● WHAT YOU NEED TO DO: Set down all of the data that follows word for word, without the images.

:::

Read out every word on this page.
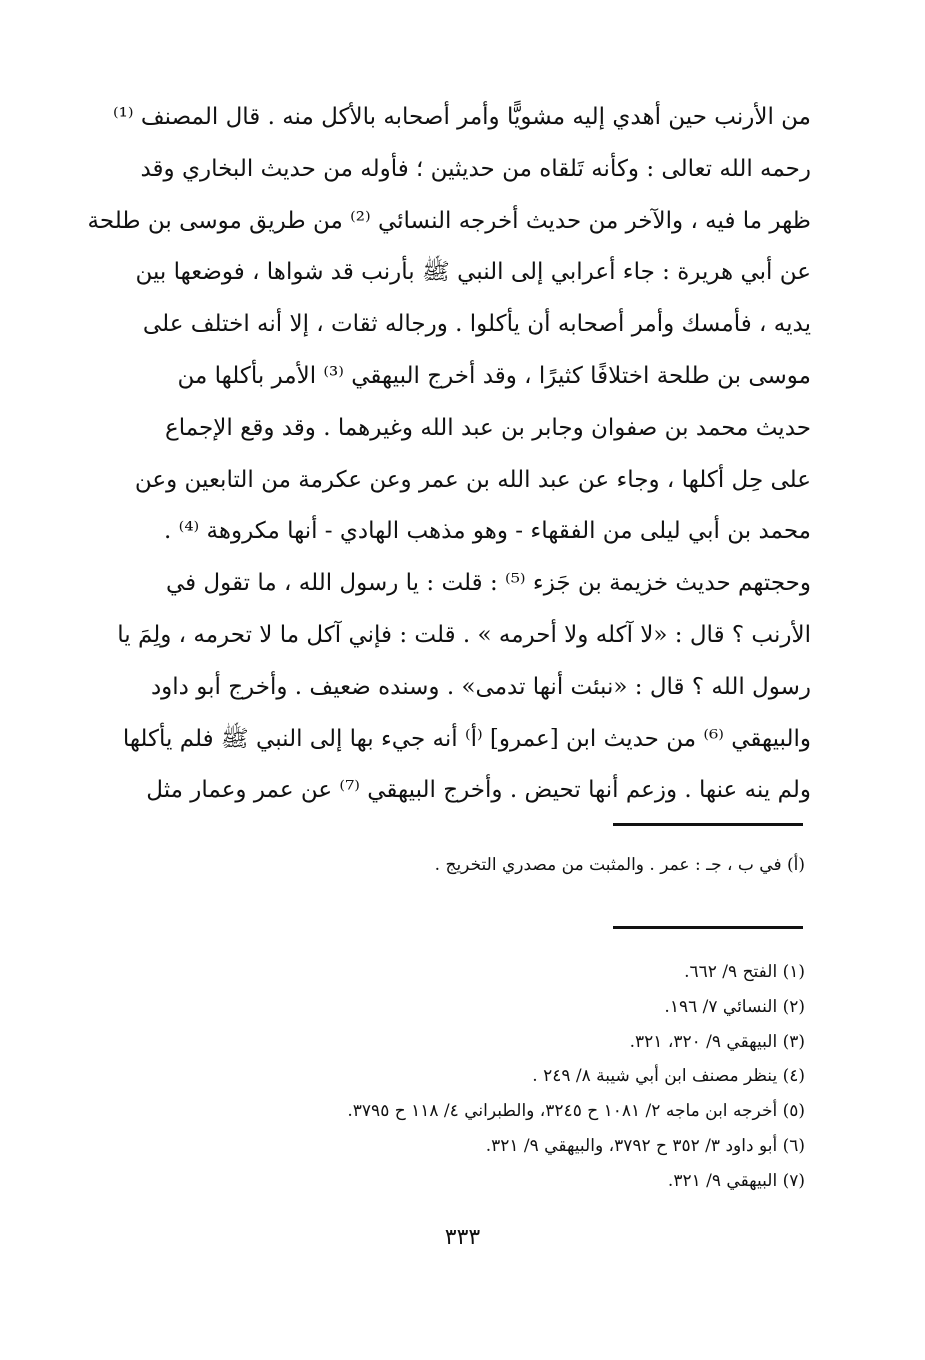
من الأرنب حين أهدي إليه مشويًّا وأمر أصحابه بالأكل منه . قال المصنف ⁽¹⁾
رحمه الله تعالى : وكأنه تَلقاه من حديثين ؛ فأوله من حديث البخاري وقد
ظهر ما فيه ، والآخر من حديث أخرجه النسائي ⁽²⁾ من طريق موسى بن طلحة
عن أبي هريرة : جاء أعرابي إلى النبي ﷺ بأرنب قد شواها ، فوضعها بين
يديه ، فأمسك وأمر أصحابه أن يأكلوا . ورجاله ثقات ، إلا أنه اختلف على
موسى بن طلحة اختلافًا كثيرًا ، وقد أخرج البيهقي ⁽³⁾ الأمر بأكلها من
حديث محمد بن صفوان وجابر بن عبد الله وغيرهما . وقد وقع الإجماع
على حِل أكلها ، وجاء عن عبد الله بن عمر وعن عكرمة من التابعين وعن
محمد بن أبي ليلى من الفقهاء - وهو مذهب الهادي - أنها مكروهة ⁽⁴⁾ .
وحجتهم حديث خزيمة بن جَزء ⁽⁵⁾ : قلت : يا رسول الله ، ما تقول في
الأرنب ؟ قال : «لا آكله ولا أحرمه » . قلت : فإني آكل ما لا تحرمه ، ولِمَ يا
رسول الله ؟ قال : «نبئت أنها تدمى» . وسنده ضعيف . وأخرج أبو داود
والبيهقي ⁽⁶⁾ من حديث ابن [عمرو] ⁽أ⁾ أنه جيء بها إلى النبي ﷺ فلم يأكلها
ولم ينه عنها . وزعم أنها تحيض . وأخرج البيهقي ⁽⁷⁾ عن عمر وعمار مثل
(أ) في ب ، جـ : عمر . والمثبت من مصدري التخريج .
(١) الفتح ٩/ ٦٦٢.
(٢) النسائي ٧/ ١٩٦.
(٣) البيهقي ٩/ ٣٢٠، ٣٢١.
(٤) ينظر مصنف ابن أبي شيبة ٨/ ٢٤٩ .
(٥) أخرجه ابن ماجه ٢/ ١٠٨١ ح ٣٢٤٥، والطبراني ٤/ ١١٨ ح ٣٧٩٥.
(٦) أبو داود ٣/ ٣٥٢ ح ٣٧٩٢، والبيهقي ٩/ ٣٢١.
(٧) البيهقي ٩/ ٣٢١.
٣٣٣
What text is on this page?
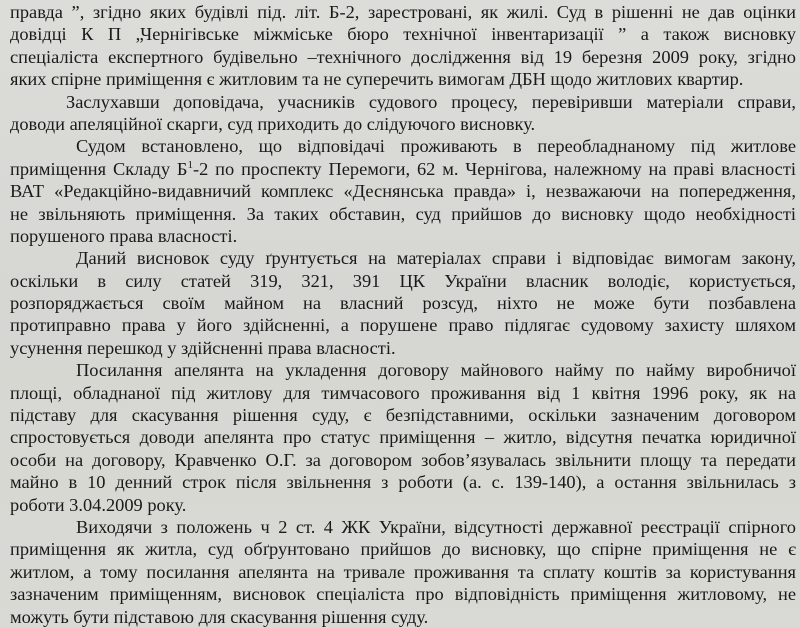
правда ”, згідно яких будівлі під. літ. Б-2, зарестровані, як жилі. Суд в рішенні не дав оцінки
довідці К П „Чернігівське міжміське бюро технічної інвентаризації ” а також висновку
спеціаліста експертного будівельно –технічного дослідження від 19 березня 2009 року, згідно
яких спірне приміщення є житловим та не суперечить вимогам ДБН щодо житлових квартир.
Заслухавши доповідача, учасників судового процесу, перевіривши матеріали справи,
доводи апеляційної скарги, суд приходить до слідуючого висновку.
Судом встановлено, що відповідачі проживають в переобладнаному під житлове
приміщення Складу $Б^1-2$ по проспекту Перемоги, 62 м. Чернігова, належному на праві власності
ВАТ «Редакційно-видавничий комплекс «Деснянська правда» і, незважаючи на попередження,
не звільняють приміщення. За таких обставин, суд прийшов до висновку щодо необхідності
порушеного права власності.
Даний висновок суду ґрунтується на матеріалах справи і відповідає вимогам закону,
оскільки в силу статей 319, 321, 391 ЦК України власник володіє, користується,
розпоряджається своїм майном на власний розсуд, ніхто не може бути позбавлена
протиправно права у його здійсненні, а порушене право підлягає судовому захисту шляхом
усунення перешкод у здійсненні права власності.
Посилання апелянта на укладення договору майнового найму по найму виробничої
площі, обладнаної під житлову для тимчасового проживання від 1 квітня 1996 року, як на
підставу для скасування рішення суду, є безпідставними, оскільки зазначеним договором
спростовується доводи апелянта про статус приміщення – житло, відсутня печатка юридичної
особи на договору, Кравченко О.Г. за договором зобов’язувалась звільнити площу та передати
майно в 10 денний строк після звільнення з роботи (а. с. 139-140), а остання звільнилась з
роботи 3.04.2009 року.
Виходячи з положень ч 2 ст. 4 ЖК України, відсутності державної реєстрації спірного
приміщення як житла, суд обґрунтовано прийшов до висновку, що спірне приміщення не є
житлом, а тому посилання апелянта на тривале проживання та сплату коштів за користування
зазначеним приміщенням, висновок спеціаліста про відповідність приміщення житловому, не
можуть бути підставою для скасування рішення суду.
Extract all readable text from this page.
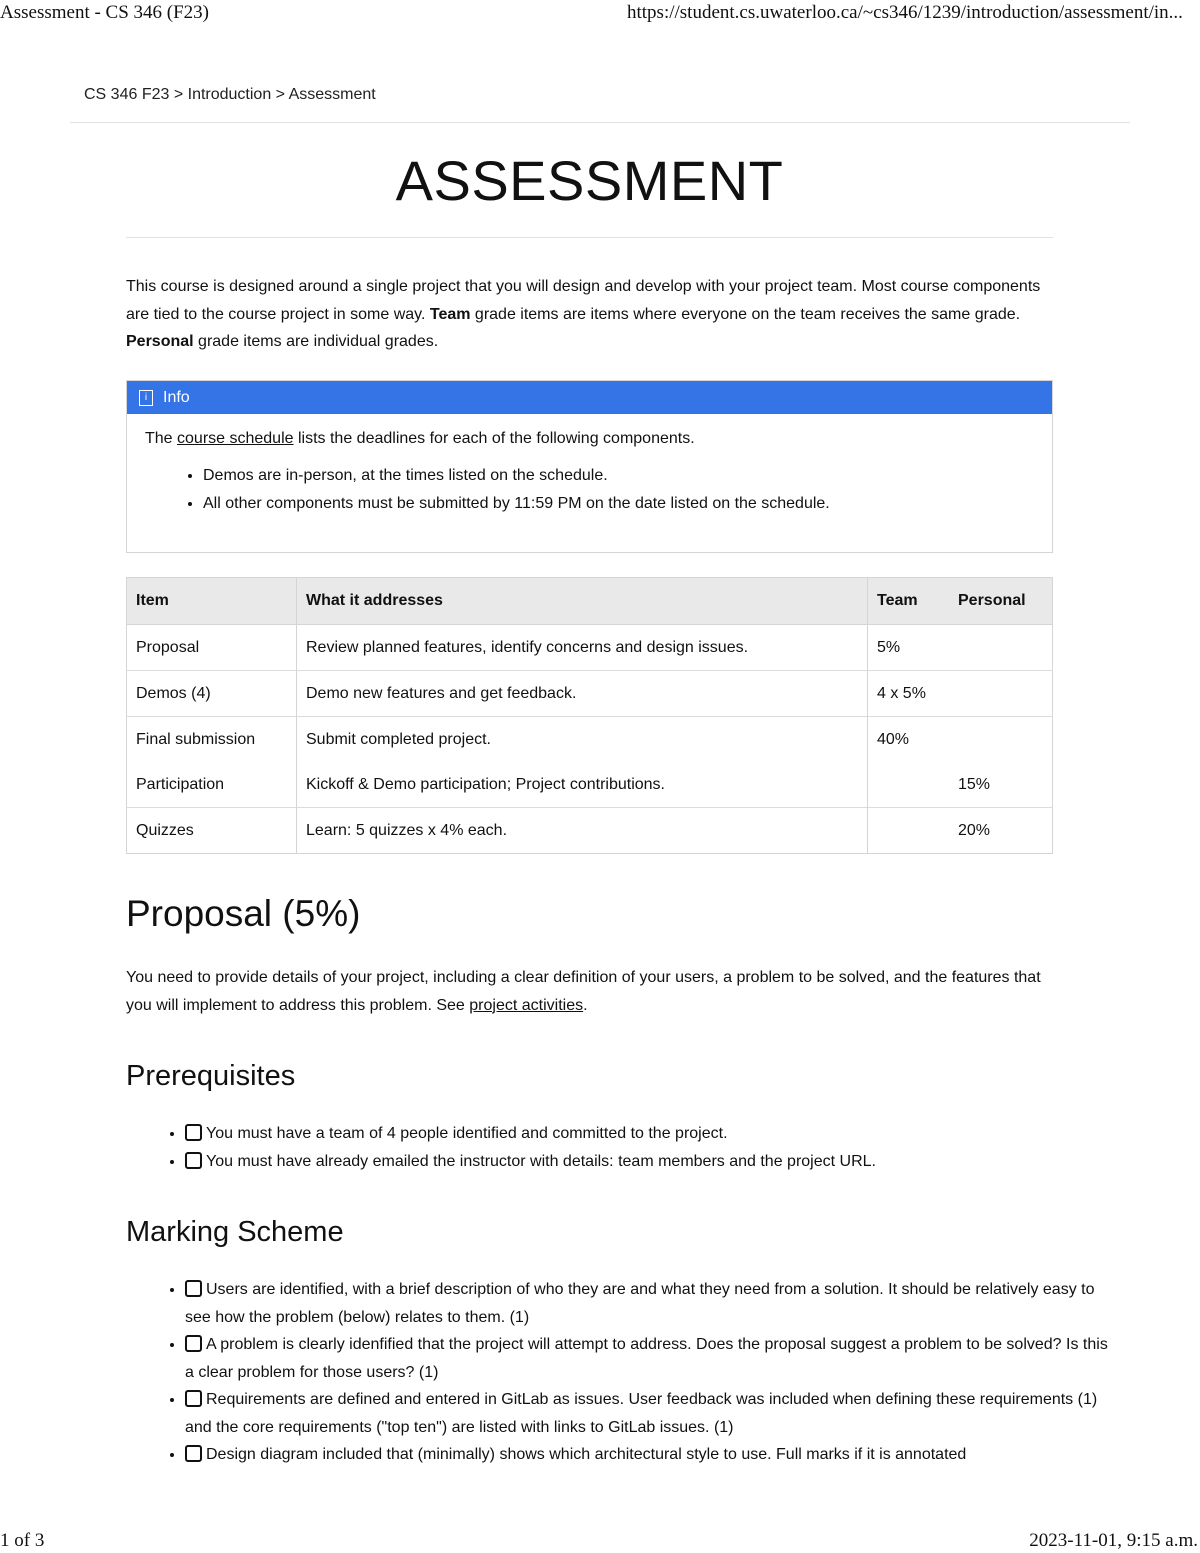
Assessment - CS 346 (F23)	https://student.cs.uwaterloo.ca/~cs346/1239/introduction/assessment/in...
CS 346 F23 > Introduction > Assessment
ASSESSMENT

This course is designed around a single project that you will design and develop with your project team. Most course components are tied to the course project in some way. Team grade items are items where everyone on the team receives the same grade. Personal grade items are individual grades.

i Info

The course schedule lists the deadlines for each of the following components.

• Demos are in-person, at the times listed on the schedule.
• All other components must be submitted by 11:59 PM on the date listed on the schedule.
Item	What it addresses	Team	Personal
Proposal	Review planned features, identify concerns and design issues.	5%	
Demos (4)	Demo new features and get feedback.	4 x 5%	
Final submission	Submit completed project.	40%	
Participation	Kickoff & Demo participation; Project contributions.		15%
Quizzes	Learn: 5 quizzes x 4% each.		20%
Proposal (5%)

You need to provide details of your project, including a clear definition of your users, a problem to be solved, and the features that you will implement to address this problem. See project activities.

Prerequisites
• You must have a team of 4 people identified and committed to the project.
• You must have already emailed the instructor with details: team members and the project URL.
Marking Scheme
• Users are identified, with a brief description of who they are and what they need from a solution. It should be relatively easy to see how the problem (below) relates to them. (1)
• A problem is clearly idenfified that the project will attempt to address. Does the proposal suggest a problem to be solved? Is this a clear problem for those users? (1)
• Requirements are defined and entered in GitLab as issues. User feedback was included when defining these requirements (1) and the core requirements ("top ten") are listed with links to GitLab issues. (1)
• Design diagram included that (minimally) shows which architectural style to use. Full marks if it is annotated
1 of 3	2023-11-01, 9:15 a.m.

:::

● SOLUTION TO THIS PROBLEM:
Read out every word on this page.
من الأرنب حين أهدي إليه مشويًّا وأمر أصحابه بالأكل منه . قال المصنف ⁽¹⁾
رحمه الله تعالى : وكأنه تَلقاه من حديثين ؛ فأوله من حديث البخاري وقد
ظهر ما فيه ، والآخر من حديث أخرجه النسائي ⁽²⁾ من طريق موسى بن طلحة
عن أبي هريرة : جاء أعرابي إلى النبي ﷺ بأرنب قد شواها ، فوضعها بين
يديه ، فأمسك وأمر أصحابه أن يأكلوا . ورجاله ثقات ، إلا أنه اختلف على
موسى بن طلحة اختلافًا كثيرًا ، وقد أخرج البيهقي ⁽³⁾ الأمر بأكلها من
حديث محمد بن صفوان وجابر بن عبد الله وغيرهما . وقد وقع الإجماع
على حِل أكلها ، وجاء عن عبد الله بن عمر وعن عكرمة من التابعين وعن
محمد بن أبي ليلى من الفقهاء - وهو مذهب الهادي - أنها مكروهة ⁽⁴⁾ .
وحجتهم حديث خزيمة بن جَزء ⁽⁵⁾ : قلت : يا رسول الله ، ما تقول في
الأرنب ؟ قال : «لا آكله ولا أحرمه » . قلت : فإني آكل ما لا تحرمه ، ولِمَ يا
رسول الله ؟ قال : «نبئت أنها تدمى» . وسنده ضعيف . وأخرج أبو داود
والبيهقي ⁽⁶⁾ من حديث ابن [عمرو] ⁽أ⁾ أنه جيء بها إلى النبي ﷺ فلم يأكلها
ولم ينه عنها . وزعم أنها تحيض . وأخرج البيهقي ⁽⁷⁾ عن عمر وعمار مثل
(أ) في ب ، جـ : عمر . والمثبت من مصدري التخريج .
(١) الفتح ٩/ ٦٦٢.
(٢) النسائي ٧/ ١٩٦.
(٣) البيهقي ٩/ ٣٢٠، ٣٢١.
(٤) ينظر مصنف ابن أبي شيبة ٨/ ٢٤٩ .
(٥) أخرجه ابن ماجه ٢/ ١٠٨١ ح ٣٢٤٥، والطبراني ٤/ ١١٨ ح ٣٧٩٥.
(٦) أبو داود ٣/ ٣٥٢ ح ٣٧٩٢، والبيهقي ٩/ ٣٢١.
(٧) البيهقي ٩/ ٣٢١.
٣٣٣
What text is on this page?
правда ”, згідно яких будівлі під. літ. Б-2, зарестровані, як жилі. Суд в рішенні не дав оцінки
довідці К П „Чернігівське міжміське бюро технічної інвентаризації ” а також висновку
спеціаліста експертного будівельно –технічного дослідження від 19 березня 2009 року, згідно
яких спірне приміщення є житловим та не суперечить вимогам ДБН щодо житлових квартир.
Заслухавши доповідача, учасників судового процесу, перевіривши матеріали справи,
доводи апеляційної скарги, суд приходить до слідуючого висновку.
Судом встановлено, що відповідачі проживають в переобладнаному під житлове
приміщення Складу $Б^1-2$ по проспекту Перемоги, 62 м. Чернігова, належному на праві власності
ВАТ «Редакційно-видавничий комплекс «Деснянська правда» і, незважаючи на попередження,
не звільняють приміщення. За таких обставин, суд прийшов до висновку щодо необхідності
порушеного права власності.
Даний висновок суду ґрунтується на матеріалах справи і відповідає вимогам закону,
оскільки в силу статей 319, 321, 391 ЦК України власник володіє, користується,
розпоряджається своїм майном на власний розсуд, ніхто не може бути позбавлена
протиправно права у його здійсненні, а порушене право підлягає судовому захисту шляхом
усунення перешкод у здійсненні права власності.
Посилання апелянта на укладення договору майнового найму по найму виробничої
площі, обладнаної під житлову для тимчасового проживання від 1 квітня 1996 року, як на
підставу для скасування рішення суду, є безпідставними, оскільки зазначеним договором
спростовується доводи апелянта про статус приміщення – житло, відсутня печатка юридичної
особи на договору, Кравченко О.Г. за договором зобов’язувалась звільнити площу та передати
майно в 10 денний строк після звільнення з роботи (а. с. 139-140), а остання звільнилась з
роботи 3.04.2009 року.
Виходячи з положень ч 2 ст. 4 ЖК України, відсутності державної реєстрації спірного
приміщення як житла, суд обґрунтовано прийшов до висновку, що спірне приміщення не є
житлом, а тому посилання апелянта на тривале проживання та сплату коштів за користування
зазначеним приміщенням, висновок спеціаліста про відповідність приміщення житловому, не
можуть бути підставою для скасування рішення суду.
Extract all readable text from this page.
Assessment - CS 346 (F23)	https://student.cs.uwaterloo.ca/~cs346/1239/introduction/assessment/in...
CS 346 F23 > Introduction > Assessment
ASSESSMENT

This course is designed around a single project that you will design and develop with your project team. Most course components are tied to the course project in some way. Team grade items are items where everyone on the team receives the same grade. Personal grade items are individual grades.

i Info

The course schedule lists the deadlines for each of the following components.

• Demos are in-person, at the times listed on the schedule.
• All other components must be submitted by 11:59 PM on the date listed on the schedule.
Item	What it addresses	Team	Personal
Proposal	Review planned features, identify concerns and design issues.	5%	
Demos (4)	Demo new features and get feedback.	4 x 5%	
Final submission	Submit completed project.	40%	
Participation	Kickoff & Demo participation; Project contributions.		15%
Quizzes	Learn: 5 quizzes x 4% each.		20%
Proposal (5%)

You need to provide details of your project, including a clear definition of your users, a problem to be solved, and the features that you will implement to address this problem. See project activities.

Prerequisites
• You must have a team of 4 people identified and committed to the project.
• You must have already emailed the instructor with details: team members and the project URL.
Marking Scheme
• Users are identified, with a brief description of who they are and what they need from a solution. It should be relatively easy to see how the problem (below) relates to them. (1)
• A problem is clearly idenfified that the project will attempt to address. Does the proposal suggest a problem to be solved? Is this a clear problem for those users? (1)
• Requirements are defined and entered in GitLab as issues. User feedback was included when defining these requirements (1) and the core requirements ("top ten") are listed with links to GitLab issues. (1)
• Design diagram included that (minimally) shows which architectural style to use. Full marks if it is annotated
1 of 3	2023-11-01, 9:15 a.m.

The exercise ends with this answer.